Check each line of the listing below for the string "root", and copy the ones that have it.

#### Input material
**********

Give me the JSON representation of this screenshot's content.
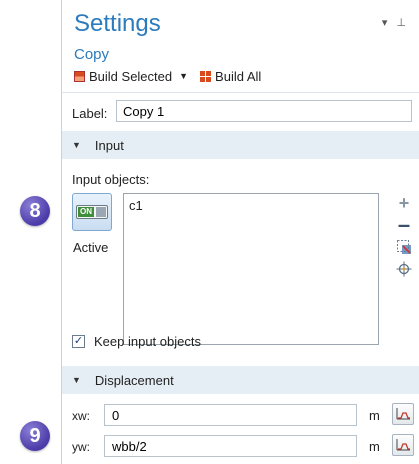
{
  "callouts": {
    "step_input": "8",
    "step_displacement": "9"
  },
  "settings": {
    "title": "Settings",
    "title_tools": "▾ ⊥",
    "subtitle": "Copy",
    "build_selected_label": "Build Selected",
    "build_all_label": "Build All",
    "label_caption": "Label:",
    "label_value": "Copy 1"
  },
  "input_section": {
    "header": "Input",
    "objects_label": "Input objects:",
    "active_toggle_text": "ON",
    "active_label": "Active",
    "objects": [
      "c1"
    ],
    "keep_input_label": "Keep input objects",
    "keep_input_checked": true
  },
  "displacement_section": {
    "header": "Displacement",
    "fields": [
      {
        "label": "xw:",
        "value": "0",
        "unit": "m"
      },
      {
        "label": "yw:",
        "value": "wbb/2",
        "unit": "m"
      }
    ]
  },
  "icons": {
    "collapse": "triangle-down-icon",
    "add": "plus-icon",
    "remove": "minus-icon",
    "clear_selection": "clear-selection-icon",
    "zoom_to_selection": "zoom-selection-icon",
    "plot": "plot-icon"
  },
  "colors": {
    "accent_title": "#2b7bbd",
    "section_header_bg": "#e6eef5",
    "callout": "#4b3aa8",
    "build_icon": "#d94a1d"
  }
}
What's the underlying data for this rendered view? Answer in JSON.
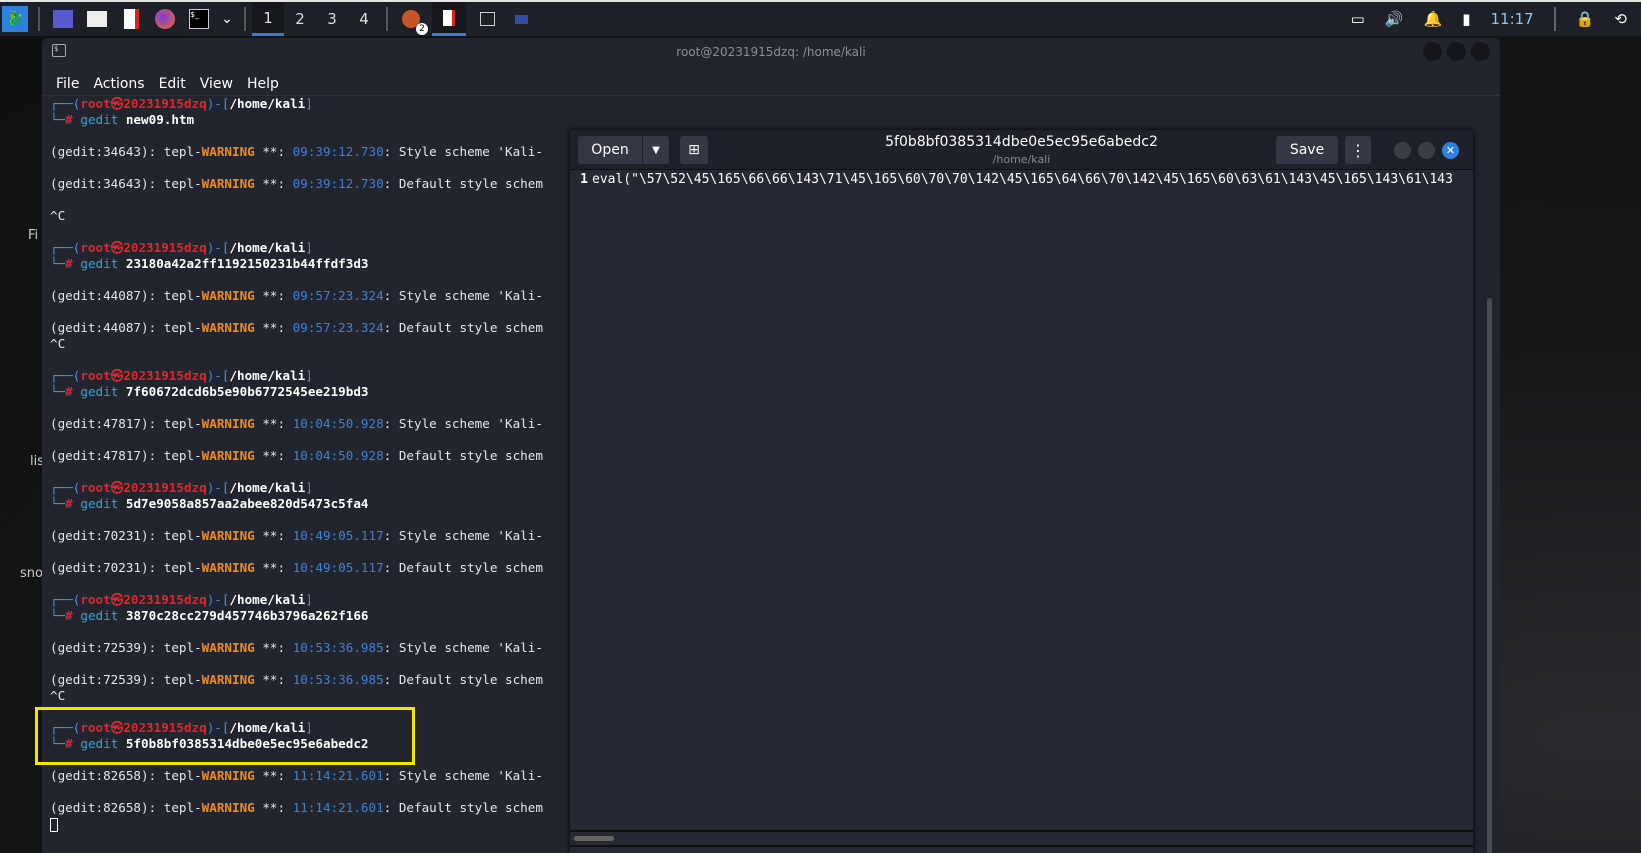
{
  "taskbar": {
    "workspaces": [
      "1",
      "2",
      "3",
      "4"
    ],
    "active_workspace": "1",
    "clock": "11:17",
    "badge": "2"
  },
  "desktop": {
    "labels": [
      "Fi",
      "lis",
      "sno"
    ]
  },
  "terminal": {
    "title": "root@20231915dzq: /home/kali",
    "menu": [
      "File",
      "Actions",
      "Edit",
      "View",
      "Help"
    ],
    "user": "root",
    "host": "20231915dzq",
    "cwd": "/home/kali",
    "blocks": [
      {
        "cmd": "new09.htm",
        "pid": "34643",
        "time": "09:39:12.730",
        "ctrlc_after": true,
        "blank_before_ctrlc": true
      },
      {
        "cmd": "23180a42a2ff1192150231b44ffdf3d3",
        "pid": "44087",
        "time": "09:57:23.324",
        "ctrlc_after": true,
        "blank_before_ctrlc": false
      },
      {
        "cmd": "7f60672dcd6b5e90b6772545ee219bd3",
        "pid": "47817",
        "time": "10:04:50.928",
        "ctrlc_after": false
      },
      {
        "cmd": "5d7e9058a857aa2abee820d5473c5fa4",
        "pid": "70231",
        "time": "10:49:05.117",
        "ctrlc_after": false
      },
      {
        "cmd": "3870c28cc279d457746b3796a262f166",
        "pid": "72539",
        "time": "10:53:36.985",
        "ctrlc_after": true,
        "blank_before_ctrlc": false
      },
      {
        "cmd": "5f0b8bf0385314dbe0e5ec95e6abedc2",
        "pid": "82658",
        "time": "11:14:21.601",
        "ctrlc_after": false,
        "highlight": true
      }
    ],
    "gedit_word": "gedit",
    "warn_prefix": "tepl-",
    "warn_word": "WARNING",
    "warn_stars": " **: ",
    "msg1": ": Style scheme 'Kali-",
    "msg2": ": Default style schem",
    "ctrlc": "^C"
  },
  "gedit": {
    "open_label": "Open",
    "save_label": "Save",
    "title": "5f0b8bf0385314dbe0e5ec95e6abedc2",
    "subtitle": "/home/kali",
    "line_number": "1",
    "line_text": "eval(\"\\57\\52\\45\\165\\66\\66\\143\\71\\45\\165\\60\\70\\70\\142\\45\\165\\64\\66\\70\\142\\45\\165\\60\\63\\61\\143\\45\\165\\143\\61\\143"
  },
  "colors": {
    "accent": "#2f7fe0",
    "highlight": "#f5e600",
    "warning": "#f08a16",
    "prompt_red": "#e0262a"
  }
}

**********

#### Exercise solution
    "title": "root@20231915dzq: /home/kali",
    "user": "root",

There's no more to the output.